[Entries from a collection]

^^^^

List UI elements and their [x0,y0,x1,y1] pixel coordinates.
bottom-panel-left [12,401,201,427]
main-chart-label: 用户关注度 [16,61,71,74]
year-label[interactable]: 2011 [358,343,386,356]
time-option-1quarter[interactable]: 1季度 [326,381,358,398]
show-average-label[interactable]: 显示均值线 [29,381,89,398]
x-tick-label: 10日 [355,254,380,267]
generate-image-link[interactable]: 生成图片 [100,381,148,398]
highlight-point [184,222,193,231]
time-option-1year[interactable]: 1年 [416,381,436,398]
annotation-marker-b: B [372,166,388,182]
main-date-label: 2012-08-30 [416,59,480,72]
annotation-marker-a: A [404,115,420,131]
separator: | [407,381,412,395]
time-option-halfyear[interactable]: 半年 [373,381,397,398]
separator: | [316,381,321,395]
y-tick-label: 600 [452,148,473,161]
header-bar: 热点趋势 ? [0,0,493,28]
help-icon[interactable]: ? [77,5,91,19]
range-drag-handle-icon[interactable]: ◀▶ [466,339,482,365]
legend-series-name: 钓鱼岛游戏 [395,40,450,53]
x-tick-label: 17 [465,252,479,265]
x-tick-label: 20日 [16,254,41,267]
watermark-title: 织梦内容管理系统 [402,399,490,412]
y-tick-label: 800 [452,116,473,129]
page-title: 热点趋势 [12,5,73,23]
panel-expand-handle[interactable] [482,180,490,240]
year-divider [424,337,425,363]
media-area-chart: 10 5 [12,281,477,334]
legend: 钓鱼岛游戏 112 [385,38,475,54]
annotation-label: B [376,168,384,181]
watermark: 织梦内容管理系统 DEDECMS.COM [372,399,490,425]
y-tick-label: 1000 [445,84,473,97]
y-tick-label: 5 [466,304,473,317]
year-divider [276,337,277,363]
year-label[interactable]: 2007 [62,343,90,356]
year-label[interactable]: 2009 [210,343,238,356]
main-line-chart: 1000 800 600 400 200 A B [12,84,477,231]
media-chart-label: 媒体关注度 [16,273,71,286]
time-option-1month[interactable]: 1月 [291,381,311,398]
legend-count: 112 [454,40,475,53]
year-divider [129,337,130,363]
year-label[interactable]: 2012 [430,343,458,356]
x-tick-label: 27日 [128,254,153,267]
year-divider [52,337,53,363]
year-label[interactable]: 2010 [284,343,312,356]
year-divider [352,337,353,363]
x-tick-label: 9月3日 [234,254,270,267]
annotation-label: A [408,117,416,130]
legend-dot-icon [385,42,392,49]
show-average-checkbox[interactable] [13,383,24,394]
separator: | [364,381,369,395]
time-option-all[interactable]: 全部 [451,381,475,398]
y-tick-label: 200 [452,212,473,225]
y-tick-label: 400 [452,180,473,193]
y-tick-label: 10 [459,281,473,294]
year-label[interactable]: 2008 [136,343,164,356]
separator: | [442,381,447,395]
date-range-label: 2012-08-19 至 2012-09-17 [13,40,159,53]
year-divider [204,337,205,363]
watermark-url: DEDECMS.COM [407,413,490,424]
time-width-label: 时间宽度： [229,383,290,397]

^^^^

■ **Task goal**
Rewrite every line of the records above as a numbered list, leaving out any blank lines.

■ **Completed exercise**
1. List UI elements and their [x0,y0,x1,y1] pixel coordinates.
2. bottom-panel-left [12,401,201,427]
3. main-chart-label: 用户关注度 [16,61,71,74]
4. year-label[interactable]: 2011 [358,343,386,356]
5. time-option-1quarter[interactable]: 1季度 [326,381,358,398]
6. show-average-label[interactable]: 显示均值线 [29,381,89,398]
7. x-tick-label: 10日 [355,254,380,267]
8. generate-image-link[interactable]: 生成图片 [100,381,148,398]
9. highlight-point [184,222,193,231]
10. time-option-1year[interactable]: 1年 [416,381,436,398]
11. annotation-marker-b: B [372,166,388,182]
12. main-date-label: 2012-08-30 [416,59,480,72]
13. annotation-marker-a: A [404,115,420,131]
14. separator: | [407,381,412,395]
15. time-option-halfyear[interactable]: 半年 [373,381,397,398]
16. separator: | [316,381,321,395]
17. y-tick-label: 600 [452,148,473,161]
18. header-bar: 热点趋势 ? [0,0,493,28]
19. help-icon[interactable]: ? [77,5,91,19]
20. range-drag-handle-icon[interactable]: ◀▶ [466,339,482,365]
21. legend-series-name: 钓鱼岛游戏 [395,40,450,53]
22. x-tick-label: 17 [465,252,479,265]
23. x-tick-label: 20日 [16,254,41,267]
24. watermark-title: 织梦内容管理系统 [402,399,490,412]
25. y-tick-label: 800 [452,116,473,129]
26. page-title: 热点趋势 [12,5,73,23]
27. panel-expand-handle[interactable] [482,180,490,240]
28. year-divider [424,337,425,363]
29. media-area-chart: 10 5 [12,281,477,334]
30. legend: 钓鱼岛游戏 112 [385,38,475,54]
31. annotation-label: B [376,168,384,181]
32. watermark: 织梦内容管理系统 DEDECMS.COM [372,399,490,425]
33. y-tick-label: 1000 [445,84,473,97]
34. y-tick-label: 5 [466,304,473,317]
35. year-divider [276,337,277,363]
36. year-label[interactable]: 2007 [62,343,90,356]
37. year-label[interactable]: 2009 [210,343,238,356]
38. main-line-chart: 1000 800 600 400 200 A B [12,84,477,231]
39. media-chart-label: 媒体关注度 [16,273,71,286]
40. time-option-1month[interactable]: 1月 [291,381,311,398]
41. legend-count: 112 [454,40,475,53]
42. year-divider [129,337,130,363]
43. year-label[interactable]: 2012 [430,343,458,356]
44. x-tick-label: 27日 [128,254,153,267]
45. year-divider [52,337,53,363]
46. year-label[interactable]: 2010 [284,343,312,356]
47. year-divider [352,337,353,363]
48. x-tick-label: 9月3日 [234,254,270,267]
49. annotation-label: A [408,117,416,130]
50. legend-dot-icon [385,42,392,49]
51. show-average-checkbox[interactable] [13,383,24,394]
52. separator: | [364,381,369,395]
53. time-option-all[interactable]: 全部 [451,381,475,398]
54. y-tick-label: 200 [452,212,473,225]
55. y-tick-label: 400 [452,180,473,193]
56. y-tick-label: 10 [459,281,473,294]
57. year-label[interactable]: 2008 [136,343,164,356]
58. separator: | [442,381,447,395]
59. date-range-label: 2012-08-19 至 2012-09-17 [13,40,159,53]
60. year-divider [204,337,205,363]
61. watermark-url: DEDECMS.COM [407,413,490,424]
62. time-width-label: 时间宽度： [229,383,290,397]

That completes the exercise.